● Required task
Give the number of lines below that contain "image", with no other output.
* Begin Provided material *
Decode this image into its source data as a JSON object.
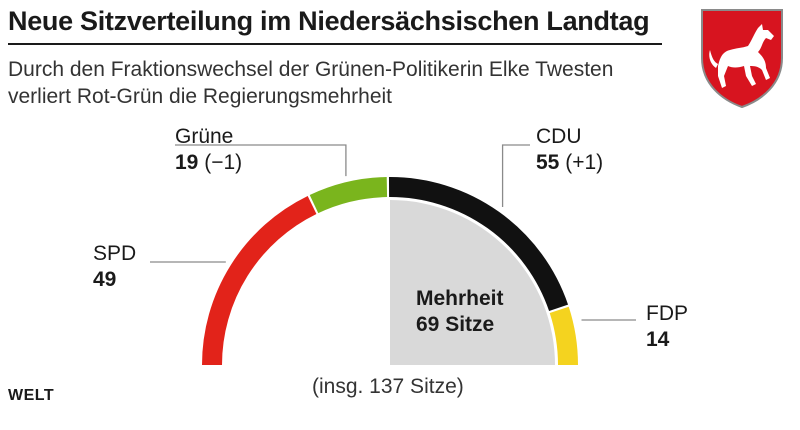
{
  "header": {
    "title": "Neue Sitzverteilung im Niedersächsischen Landtag",
    "subtitle_line1": "Durch den Fraktionswechsel der Grünen-Politikerin Elke Twesten",
    "subtitle_line2": "verliert Rot-Grün die Regierungsmehrheit"
  },
  "center": {
    "line1": "Mehrheit",
    "line2": "69 Sitze"
  },
  "footer": {
    "total": "(insg. 137 Sitze)",
    "source": "WELT"
  },
  "colors": {
    "SPD": "#e2231a",
    "Grüne": "#7ab51d",
    "CDU": "#111111",
    "FDP": "#f4d31f",
    "majority_area": "#d9d9d9",
    "crest_red": "#d7141f"
  },
  "chart_data": {
    "type": "pie",
    "variant": "semicircle-parliament",
    "total": 137,
    "majority": 69,
    "parties": [
      {
        "name": "SPD",
        "seats": 49,
        "change": ""
      },
      {
        "name": "Grüne",
        "seats": 19,
        "change": "(−1)"
      },
      {
        "name": "CDU",
        "seats": 55,
        "change": "(+1)"
      },
      {
        "name": "FDP",
        "seats": 14,
        "change": ""
      }
    ]
  }
}
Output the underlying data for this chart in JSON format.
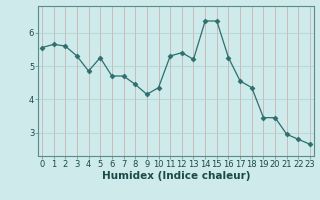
{
  "x": [
    0,
    1,
    2,
    3,
    4,
    5,
    6,
    7,
    8,
    9,
    10,
    11,
    12,
    13,
    14,
    15,
    16,
    17,
    18,
    19,
    20,
    21,
    22,
    23
  ],
  "y": [
    5.55,
    5.65,
    5.6,
    5.3,
    4.85,
    5.25,
    4.7,
    4.7,
    4.45,
    4.15,
    4.35,
    5.3,
    5.4,
    5.2,
    6.35,
    6.35,
    5.25,
    4.55,
    4.35,
    3.45,
    3.45,
    2.95,
    2.8,
    2.65
  ],
  "line_color": "#2d6e6e",
  "marker": "D",
  "marker_size": 2.5,
  "bg_color": "#ceeaea",
  "grid_color": "#b0d0d0",
  "grid_color_major": "#c8a0a0",
  "xlabel": "Humidex (Indice chaleur)",
  "xlabel_weight": "bold",
  "yticks": [
    3,
    4,
    5,
    6
  ],
  "xticks": [
    0,
    1,
    2,
    3,
    4,
    5,
    6,
    7,
    8,
    9,
    10,
    11,
    12,
    13,
    14,
    15,
    16,
    17,
    18,
    19,
    20,
    21,
    22,
    23
  ],
  "ylim": [
    2.3,
    6.8
  ],
  "xlim": [
    -0.3,
    23.3
  ],
  "tick_label_size": 6,
  "xlabel_size": 7.5
}
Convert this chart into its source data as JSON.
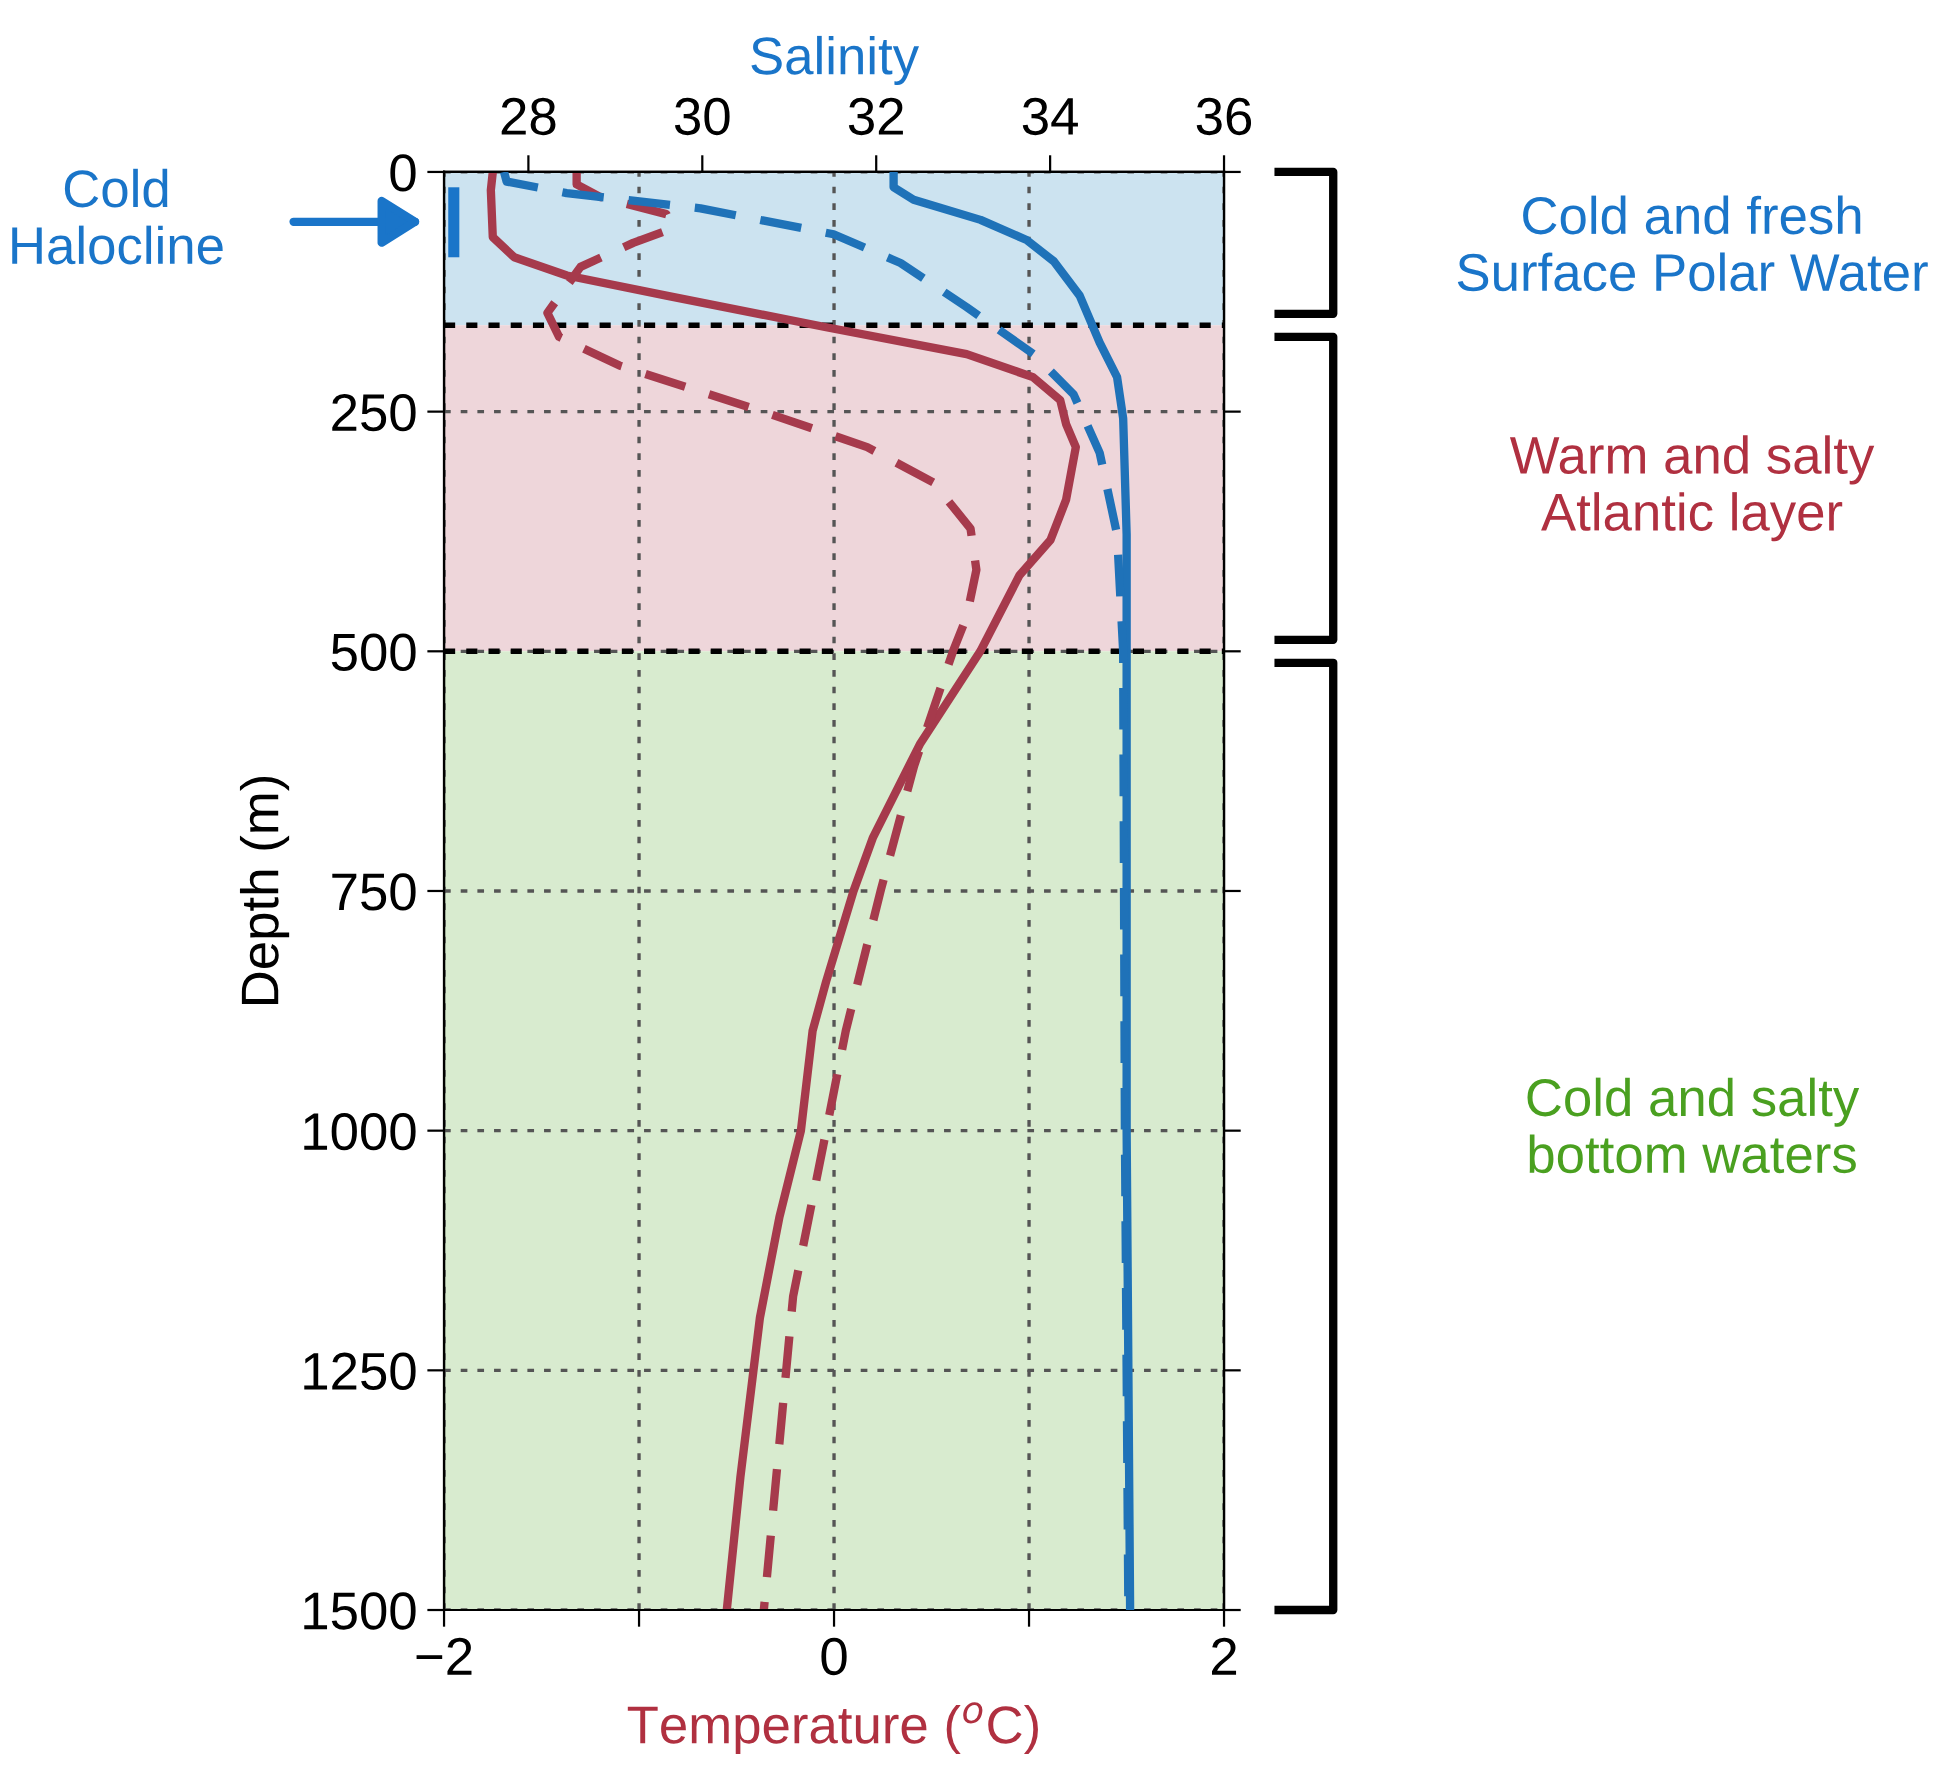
{
  "chart_data": {
    "type": "line",
    "xlabel": "Temperature ($^{o}$C)",
    "x2label": "Salinity",
    "ylabel": "Depth (m)",
    "xlim": [
      -2,
      2
    ],
    "xticks": [
      {
        "value": -2,
        "label": "−2"
      },
      {
        "value": -1,
        "label": null
      },
      0,
      {
        "value": 1,
        "label": null
      },
      2
    ],
    "x2lim": [
      27.03,
      36
    ],
    "x2ticks": [
      28,
      30,
      32,
      34,
      36
    ],
    "ylim": [
      1500,
      0
    ],
    "yticks": [
      0,
      250,
      500,
      750,
      1000,
      1250,
      1500
    ],
    "grid": true,
    "series": [
      {
        "color": "#a63a4c",
        "line_style": "solid",
        "x": [
          -1.75,
          -1.76,
          -1.75,
          -1.64,
          -1.37,
          -0.86,
          -0.04,
          0.68,
          1.02,
          1.16,
          1.19,
          1.24,
          1.19,
          1.11,
          0.95,
          0.75,
          0.44,
          0.2,
          0.1,
          -0.04,
          -0.11,
          -0.17,
          -0.28,
          -0.38,
          -0.48,
          -0.55
        ],
        "values": [
          0,
          19,
          68,
          89,
          108,
          129,
          162,
          190,
          214,
          238,
          263,
          287,
          342,
          384,
          421,
          500,
          597,
          694,
          750,
          844,
          896,
          1000,
          1090,
          1195,
          1361,
          1500
        ]
      },
      {
        "color": "#a63a4c",
        "line_style": "dashed",
        "x": [
          -1.32,
          -1.32,
          -1.2,
          -0.86,
          -0.83,
          -1.03,
          -1.3,
          -1.47,
          -1.41,
          -1.1,
          -0.35,
          0.17,
          0.51,
          0.7,
          0.73,
          0.68,
          0.61,
          0.41,
          0.24,
          0.06,
          -0.04,
          -0.21,
          -0.36
        ],
        "values": [
          0,
          13,
          26,
          44,
          59,
          74,
          99,
          147,
          172,
          202,
          251,
          287,
          324,
          372,
          415,
          464,
          500,
          620,
          749,
          896,
          1000,
          1173,
          1500
        ]
      },
      {
        "axis": "x2",
        "color": "#1f72b8",
        "line_style": "solid",
        "x": [
          32.2,
          32.2,
          32.43,
          33.2,
          33.73,
          34.04,
          34.34,
          34.57,
          34.77,
          34.84,
          34.88,
          34.88,
          34.88,
          34.92
        ],
        "values": [
          0,
          16,
          29,
          50,
          71,
          93,
          129,
          178,
          214,
          257,
          378,
          500,
          1000,
          1500
        ]
      },
      {
        "axis": "x2",
        "color": "#1f72b8",
        "line_style": "dashed",
        "x": [
          27.72,
          27.75,
          28.44,
          29.98,
          31.51,
          32.28,
          33.04,
          33.81,
          34.27,
          34.57,
          34.77,
          34.84,
          34.86,
          34.9
        ],
        "values": [
          0,
          10,
          22,
          38,
          65,
          95,
          141,
          190,
          232,
          293,
          378,
          500,
          1000,
          1500
        ]
      },
      {
        "color": "#1a75c9",
        "line_style": "solid",
        "x": [
          -1.95,
          -1.95
        ],
        "values": [
          16,
          89
        ]
      }
    ],
    "bands": [
      {
        "axis": "y",
        "from": 0,
        "to": 160,
        "color": "#cce3f0"
      },
      {
        "axis": "y",
        "from": 160,
        "to": 500,
        "color": "#eed6da"
      },
      {
        "axis": "y",
        "from": 500,
        "to": 1500,
        "color": "#d8ebcf"
      }
    ],
    "ref_lines": [
      {
        "axis": "y",
        "value": 160,
        "color": "#000000",
        "line_style": "dotted"
      },
      {
        "axis": "y",
        "value": 500,
        "color": "#000000",
        "line_style": "dotted"
      }
    ],
    "annotations": [
      "Cold\nHalocline",
      "Cold and fresh\nSurface Polar Water",
      "Warm and salty\nAtlantic layer",
      "Cold and salty\nbottom waters"
    ]
  }
}
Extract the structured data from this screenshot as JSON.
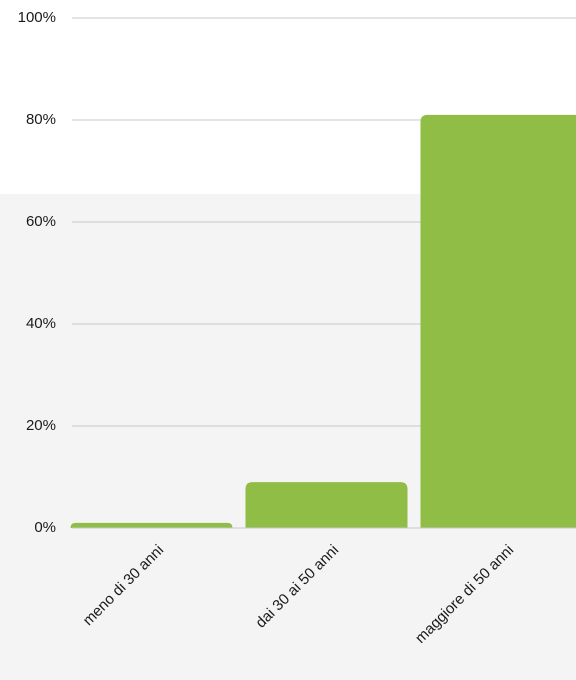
{
  "chart_data": {
    "type": "bar",
    "categories": [
      "meno di 30 anni",
      "dai 30 ai 50 anni",
      "maggiore di 50 anni"
    ],
    "values": [
      1,
      9,
      81
    ],
    "color": "#8fbd45",
    "ylim": [
      0,
      100
    ],
    "yticks": [
      {
        "value": 0,
        "label": "0%"
      },
      {
        "value": 20,
        "label": "20%"
      },
      {
        "value": 40,
        "label": "40%"
      },
      {
        "value": 60,
        "label": "60%"
      },
      {
        "value": 80,
        "label": "80%"
      },
      {
        "value": 100,
        "label": "100%"
      }
    ],
    "grid": true
  }
}
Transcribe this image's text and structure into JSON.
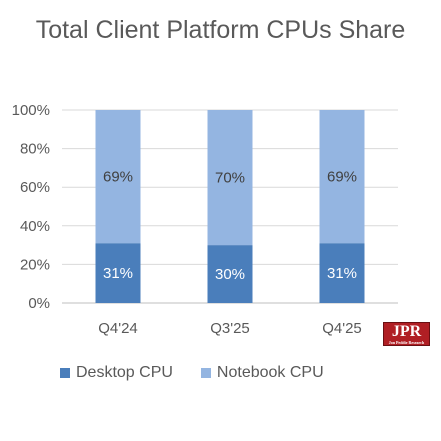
{
  "chart_data": {
    "type": "bar",
    "stacked": true,
    "title": "Total Client Platform CPUs Share",
    "categories": [
      "Q4'24",
      "Q3'25",
      "Q4'25"
    ],
    "series": [
      {
        "name": "Desktop CPU",
        "values": [
          31,
          30,
          31
        ],
        "labels": [
          "31%",
          "30%",
          "31%"
        ],
        "color": "#4a7ebb"
      },
      {
        "name": "Notebook CPU",
        "values": [
          69,
          70,
          69
        ],
        "labels": [
          "69%",
          "70%",
          "69%"
        ],
        "color": "#94b5e1"
      }
    ],
    "ylim": [
      0,
      100
    ],
    "yticks": [
      "0%",
      "20%",
      "40%",
      "60%",
      "80%",
      "100%"
    ],
    "grid": true,
    "legend_position": "bottom"
  },
  "logo": {
    "text": "JPR",
    "subtext": "Jon Peddie Research"
  }
}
* End Provided material *
● Task solution
2